▸ **Data rows**
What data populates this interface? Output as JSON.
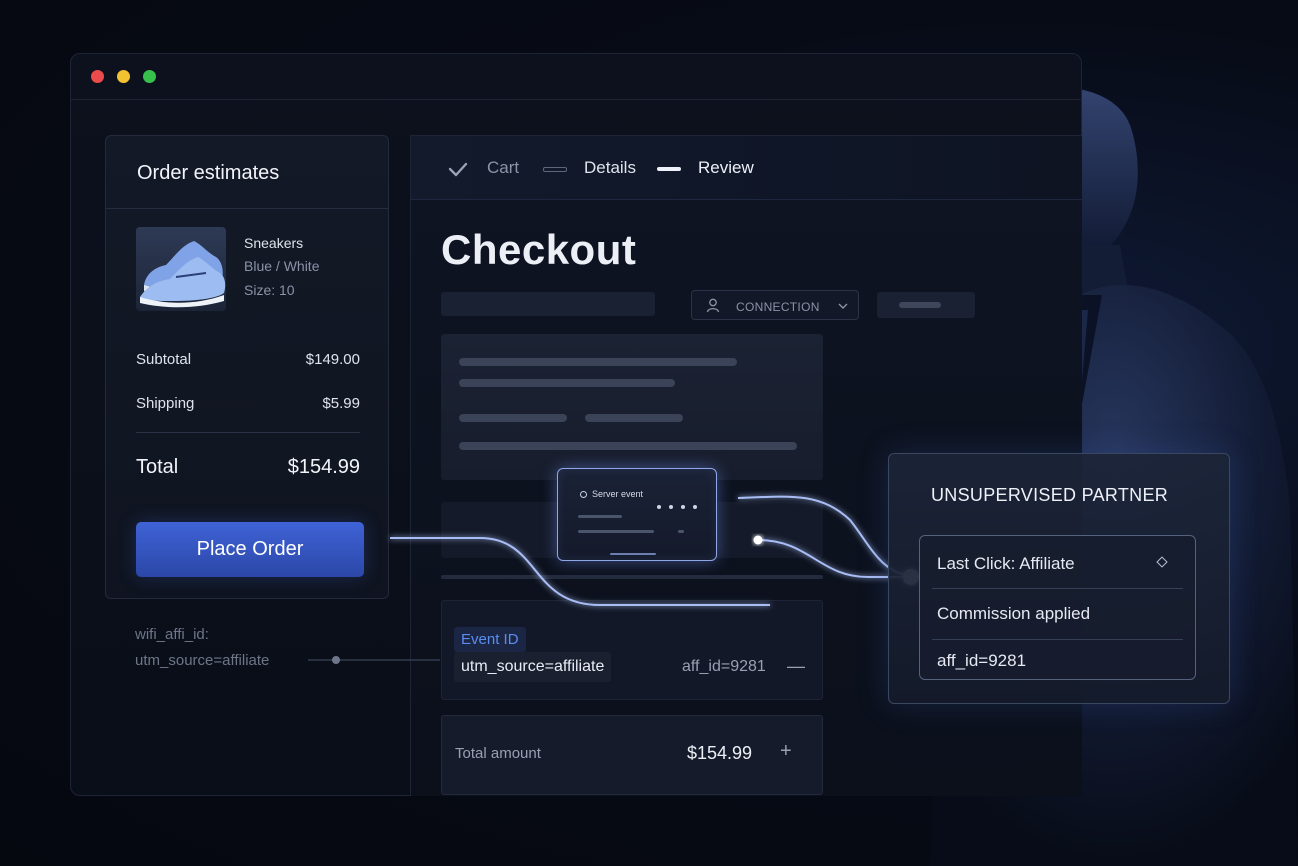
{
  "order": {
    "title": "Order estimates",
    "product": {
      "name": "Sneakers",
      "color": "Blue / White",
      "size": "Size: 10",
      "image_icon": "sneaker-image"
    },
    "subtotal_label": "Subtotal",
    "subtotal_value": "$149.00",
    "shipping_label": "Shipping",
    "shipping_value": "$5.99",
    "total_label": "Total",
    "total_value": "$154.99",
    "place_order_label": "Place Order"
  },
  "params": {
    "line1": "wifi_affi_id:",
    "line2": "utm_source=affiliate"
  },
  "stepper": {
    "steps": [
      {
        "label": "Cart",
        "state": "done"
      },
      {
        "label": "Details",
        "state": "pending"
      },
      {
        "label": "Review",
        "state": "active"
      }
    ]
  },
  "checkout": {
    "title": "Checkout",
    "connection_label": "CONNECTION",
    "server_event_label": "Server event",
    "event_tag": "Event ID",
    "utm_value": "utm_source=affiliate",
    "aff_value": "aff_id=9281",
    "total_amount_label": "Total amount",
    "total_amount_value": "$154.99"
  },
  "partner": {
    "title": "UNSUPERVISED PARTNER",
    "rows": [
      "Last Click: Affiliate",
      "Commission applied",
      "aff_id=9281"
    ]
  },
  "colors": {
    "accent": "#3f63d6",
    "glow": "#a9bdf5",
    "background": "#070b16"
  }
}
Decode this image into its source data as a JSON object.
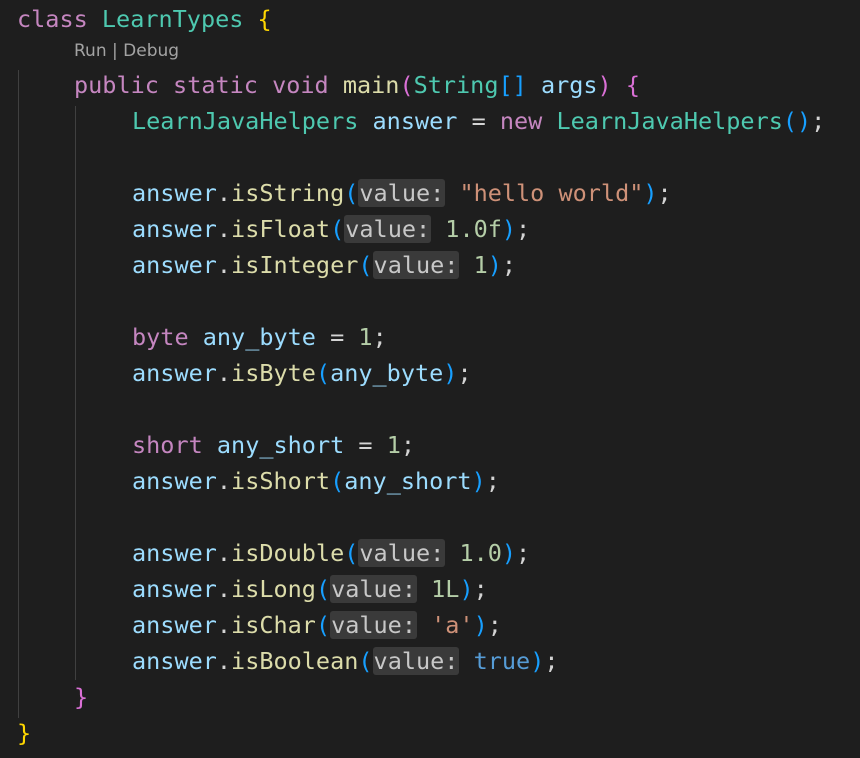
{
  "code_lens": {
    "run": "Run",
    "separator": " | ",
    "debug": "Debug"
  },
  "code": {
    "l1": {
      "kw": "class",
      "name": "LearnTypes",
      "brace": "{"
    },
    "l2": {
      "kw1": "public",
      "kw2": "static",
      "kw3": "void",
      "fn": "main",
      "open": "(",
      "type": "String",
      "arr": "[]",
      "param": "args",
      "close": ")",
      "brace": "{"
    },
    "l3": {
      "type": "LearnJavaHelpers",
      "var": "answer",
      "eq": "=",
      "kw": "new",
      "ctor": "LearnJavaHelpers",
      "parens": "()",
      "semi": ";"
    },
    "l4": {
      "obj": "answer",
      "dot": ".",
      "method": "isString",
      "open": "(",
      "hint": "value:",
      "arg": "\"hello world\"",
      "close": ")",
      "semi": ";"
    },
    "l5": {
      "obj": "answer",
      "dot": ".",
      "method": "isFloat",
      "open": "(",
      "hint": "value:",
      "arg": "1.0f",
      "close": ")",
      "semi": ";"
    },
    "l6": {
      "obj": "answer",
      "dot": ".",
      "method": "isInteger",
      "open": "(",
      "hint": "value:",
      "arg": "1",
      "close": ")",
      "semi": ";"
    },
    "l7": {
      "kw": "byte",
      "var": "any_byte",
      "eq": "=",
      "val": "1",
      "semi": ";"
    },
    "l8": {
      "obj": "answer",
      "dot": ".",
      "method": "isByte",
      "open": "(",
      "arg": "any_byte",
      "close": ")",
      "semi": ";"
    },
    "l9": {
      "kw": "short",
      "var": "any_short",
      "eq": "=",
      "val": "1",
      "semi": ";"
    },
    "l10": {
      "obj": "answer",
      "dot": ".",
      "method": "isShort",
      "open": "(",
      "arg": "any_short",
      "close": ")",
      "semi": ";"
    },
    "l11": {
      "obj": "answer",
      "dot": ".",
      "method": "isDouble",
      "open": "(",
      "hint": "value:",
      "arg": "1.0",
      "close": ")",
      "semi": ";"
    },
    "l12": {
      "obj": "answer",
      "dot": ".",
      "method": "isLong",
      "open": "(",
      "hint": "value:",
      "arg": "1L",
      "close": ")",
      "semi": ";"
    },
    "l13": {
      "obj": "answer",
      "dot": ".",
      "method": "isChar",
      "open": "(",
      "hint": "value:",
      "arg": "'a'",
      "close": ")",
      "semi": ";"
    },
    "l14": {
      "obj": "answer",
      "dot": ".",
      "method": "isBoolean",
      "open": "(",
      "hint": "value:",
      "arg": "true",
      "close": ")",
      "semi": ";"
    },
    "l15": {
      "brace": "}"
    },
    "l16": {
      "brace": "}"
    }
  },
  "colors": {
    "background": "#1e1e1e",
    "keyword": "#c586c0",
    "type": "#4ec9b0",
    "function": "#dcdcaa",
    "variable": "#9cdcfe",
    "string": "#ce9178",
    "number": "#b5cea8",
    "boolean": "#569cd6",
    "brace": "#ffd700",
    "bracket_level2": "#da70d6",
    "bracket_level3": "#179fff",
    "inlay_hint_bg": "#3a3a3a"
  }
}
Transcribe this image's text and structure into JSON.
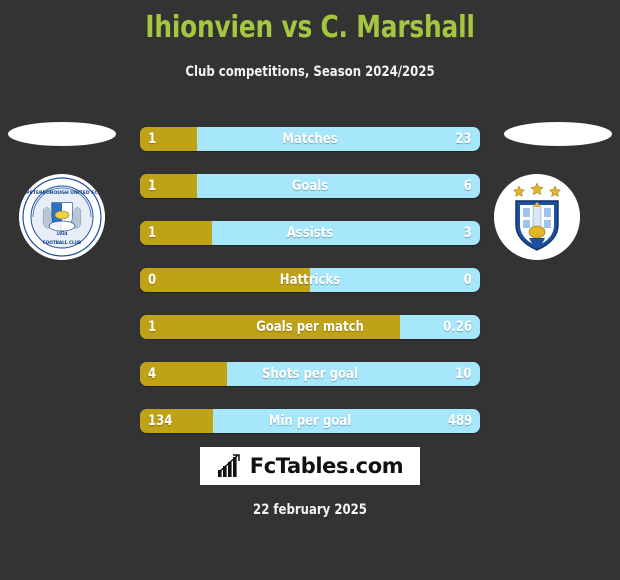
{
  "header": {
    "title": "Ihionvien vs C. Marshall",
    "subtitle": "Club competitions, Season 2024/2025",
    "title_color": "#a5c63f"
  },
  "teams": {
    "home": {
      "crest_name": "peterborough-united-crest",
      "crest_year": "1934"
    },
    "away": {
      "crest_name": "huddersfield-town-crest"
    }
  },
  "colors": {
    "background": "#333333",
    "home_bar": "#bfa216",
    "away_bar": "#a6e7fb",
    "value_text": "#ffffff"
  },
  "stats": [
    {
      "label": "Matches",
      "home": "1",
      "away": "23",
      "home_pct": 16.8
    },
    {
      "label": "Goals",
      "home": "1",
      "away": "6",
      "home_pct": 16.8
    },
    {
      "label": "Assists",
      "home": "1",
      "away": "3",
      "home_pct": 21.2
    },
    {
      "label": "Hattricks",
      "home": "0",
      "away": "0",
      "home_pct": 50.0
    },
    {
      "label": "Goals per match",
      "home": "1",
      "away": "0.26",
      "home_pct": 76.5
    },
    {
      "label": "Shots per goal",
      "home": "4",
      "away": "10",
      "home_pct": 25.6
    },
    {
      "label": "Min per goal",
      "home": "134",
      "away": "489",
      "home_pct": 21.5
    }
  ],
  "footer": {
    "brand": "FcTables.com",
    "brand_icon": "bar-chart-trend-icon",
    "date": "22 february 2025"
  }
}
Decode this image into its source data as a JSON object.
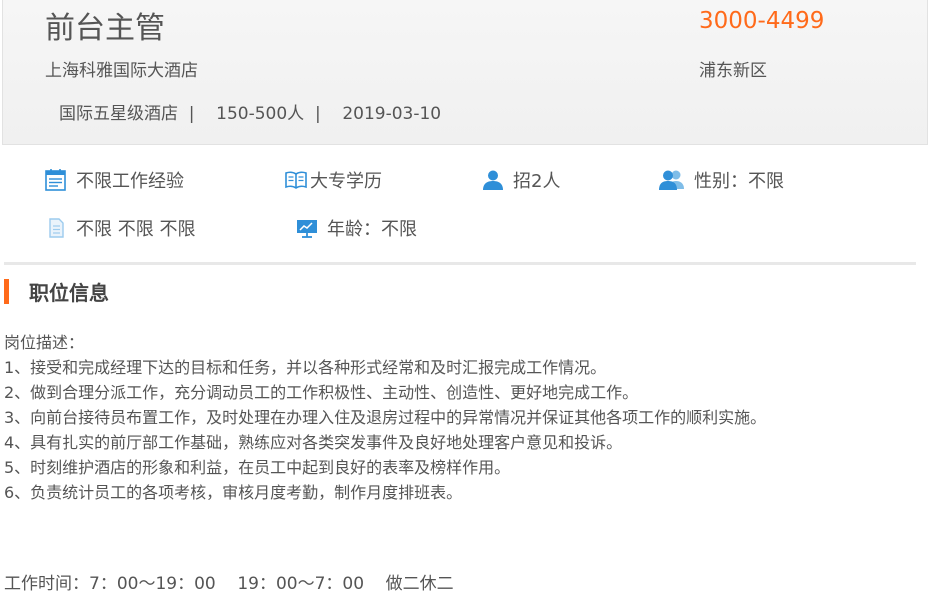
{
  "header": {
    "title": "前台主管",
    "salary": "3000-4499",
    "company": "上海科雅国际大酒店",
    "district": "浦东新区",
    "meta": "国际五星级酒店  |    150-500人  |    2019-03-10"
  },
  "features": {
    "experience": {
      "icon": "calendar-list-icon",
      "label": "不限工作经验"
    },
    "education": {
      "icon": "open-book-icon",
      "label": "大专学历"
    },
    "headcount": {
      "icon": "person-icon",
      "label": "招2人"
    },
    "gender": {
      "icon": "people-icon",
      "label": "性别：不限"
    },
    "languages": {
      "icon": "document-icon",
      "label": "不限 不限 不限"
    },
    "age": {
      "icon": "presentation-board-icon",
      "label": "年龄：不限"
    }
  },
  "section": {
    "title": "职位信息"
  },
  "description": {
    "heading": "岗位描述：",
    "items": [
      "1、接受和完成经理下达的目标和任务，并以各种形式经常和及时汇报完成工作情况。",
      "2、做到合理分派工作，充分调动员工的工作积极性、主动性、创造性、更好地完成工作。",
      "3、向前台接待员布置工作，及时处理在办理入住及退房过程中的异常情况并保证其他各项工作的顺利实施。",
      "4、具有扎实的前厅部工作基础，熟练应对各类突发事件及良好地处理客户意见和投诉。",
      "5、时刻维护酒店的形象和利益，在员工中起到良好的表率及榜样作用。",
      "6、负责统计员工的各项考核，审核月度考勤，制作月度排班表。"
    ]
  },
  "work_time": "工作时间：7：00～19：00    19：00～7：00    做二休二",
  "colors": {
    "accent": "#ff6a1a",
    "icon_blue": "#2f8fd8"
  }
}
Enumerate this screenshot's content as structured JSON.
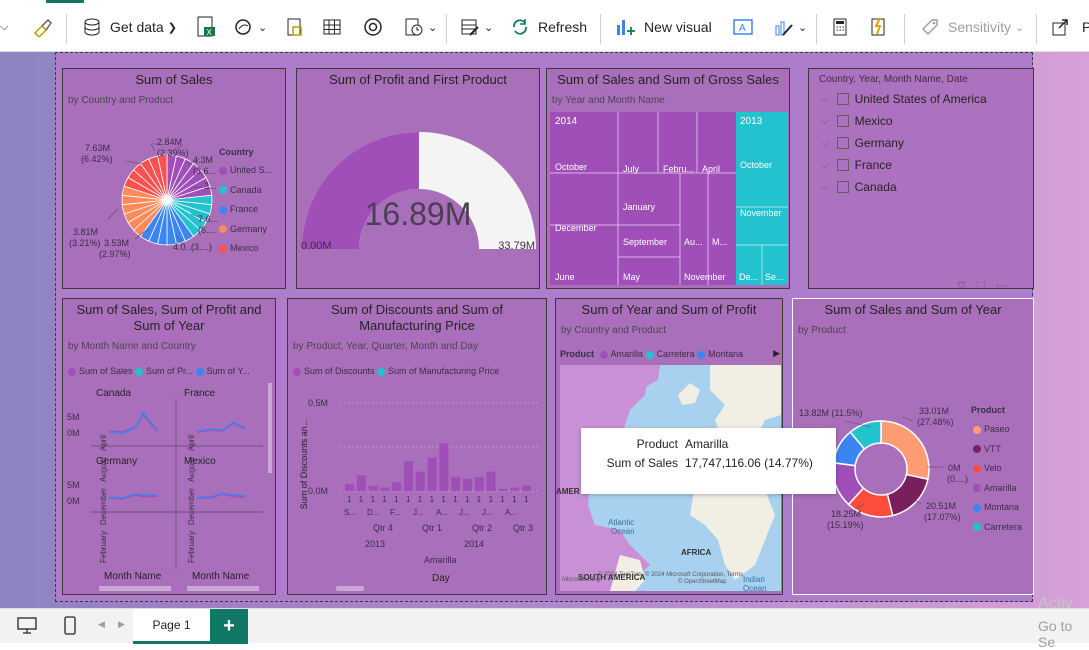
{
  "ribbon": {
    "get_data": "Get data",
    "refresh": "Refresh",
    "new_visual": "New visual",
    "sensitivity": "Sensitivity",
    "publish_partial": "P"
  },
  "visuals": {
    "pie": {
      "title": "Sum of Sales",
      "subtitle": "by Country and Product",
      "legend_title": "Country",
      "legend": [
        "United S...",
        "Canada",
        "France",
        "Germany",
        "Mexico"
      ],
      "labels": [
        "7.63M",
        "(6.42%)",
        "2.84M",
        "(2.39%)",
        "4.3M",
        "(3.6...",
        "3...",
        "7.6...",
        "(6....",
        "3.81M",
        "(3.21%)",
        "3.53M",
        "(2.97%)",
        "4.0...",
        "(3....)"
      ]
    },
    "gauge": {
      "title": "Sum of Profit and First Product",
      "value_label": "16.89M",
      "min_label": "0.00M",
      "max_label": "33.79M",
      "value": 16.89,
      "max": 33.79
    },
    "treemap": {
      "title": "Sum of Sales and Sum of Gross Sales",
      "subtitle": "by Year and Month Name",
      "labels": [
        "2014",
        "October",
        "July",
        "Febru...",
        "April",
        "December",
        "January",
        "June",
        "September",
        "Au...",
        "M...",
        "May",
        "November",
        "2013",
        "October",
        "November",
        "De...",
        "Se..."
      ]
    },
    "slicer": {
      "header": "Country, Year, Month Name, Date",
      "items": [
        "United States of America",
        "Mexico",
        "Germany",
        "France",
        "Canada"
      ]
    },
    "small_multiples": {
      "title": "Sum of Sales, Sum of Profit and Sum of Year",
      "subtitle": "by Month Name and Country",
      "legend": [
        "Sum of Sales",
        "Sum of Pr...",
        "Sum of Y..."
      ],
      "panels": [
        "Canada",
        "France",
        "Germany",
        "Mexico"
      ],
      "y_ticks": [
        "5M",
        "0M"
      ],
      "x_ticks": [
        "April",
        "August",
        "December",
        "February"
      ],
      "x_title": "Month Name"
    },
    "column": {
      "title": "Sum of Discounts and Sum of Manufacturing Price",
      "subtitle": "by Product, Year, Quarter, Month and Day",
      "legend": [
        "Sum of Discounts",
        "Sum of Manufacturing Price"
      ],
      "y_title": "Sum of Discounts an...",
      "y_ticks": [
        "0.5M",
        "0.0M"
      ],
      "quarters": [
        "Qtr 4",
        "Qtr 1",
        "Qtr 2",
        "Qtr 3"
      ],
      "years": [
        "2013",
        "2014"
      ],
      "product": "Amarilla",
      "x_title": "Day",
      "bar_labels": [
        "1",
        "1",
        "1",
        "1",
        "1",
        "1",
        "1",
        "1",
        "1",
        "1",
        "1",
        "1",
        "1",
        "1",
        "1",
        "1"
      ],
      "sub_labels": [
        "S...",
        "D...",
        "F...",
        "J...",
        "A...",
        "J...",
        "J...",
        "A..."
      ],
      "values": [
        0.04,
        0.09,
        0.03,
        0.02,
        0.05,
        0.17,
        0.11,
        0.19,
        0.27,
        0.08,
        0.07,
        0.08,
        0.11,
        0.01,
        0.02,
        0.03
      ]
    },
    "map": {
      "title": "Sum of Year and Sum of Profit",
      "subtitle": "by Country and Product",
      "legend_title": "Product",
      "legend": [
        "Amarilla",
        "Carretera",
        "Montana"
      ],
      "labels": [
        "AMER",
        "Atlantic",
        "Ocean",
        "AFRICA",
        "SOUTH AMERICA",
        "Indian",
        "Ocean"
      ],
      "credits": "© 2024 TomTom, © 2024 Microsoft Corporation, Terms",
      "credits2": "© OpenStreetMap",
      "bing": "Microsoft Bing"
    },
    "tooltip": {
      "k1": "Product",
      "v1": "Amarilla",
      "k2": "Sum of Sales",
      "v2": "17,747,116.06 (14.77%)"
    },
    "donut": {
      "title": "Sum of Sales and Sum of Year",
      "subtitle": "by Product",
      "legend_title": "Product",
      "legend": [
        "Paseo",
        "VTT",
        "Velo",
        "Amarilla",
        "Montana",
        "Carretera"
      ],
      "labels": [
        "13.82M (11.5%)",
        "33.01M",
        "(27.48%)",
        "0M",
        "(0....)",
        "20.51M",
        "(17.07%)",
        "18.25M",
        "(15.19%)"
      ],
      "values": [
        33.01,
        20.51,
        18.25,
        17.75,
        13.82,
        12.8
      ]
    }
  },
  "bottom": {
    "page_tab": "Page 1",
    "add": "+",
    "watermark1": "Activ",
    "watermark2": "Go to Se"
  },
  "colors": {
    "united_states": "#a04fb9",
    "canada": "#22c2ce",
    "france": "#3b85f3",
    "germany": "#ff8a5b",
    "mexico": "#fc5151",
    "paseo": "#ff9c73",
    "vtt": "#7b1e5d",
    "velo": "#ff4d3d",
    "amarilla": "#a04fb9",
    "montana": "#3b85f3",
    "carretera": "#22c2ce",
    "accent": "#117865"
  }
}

▸ **Set problem**
Work through the records above line by line and count those that hold the string "Month". Give only the result.

▸ **Exercise response**
5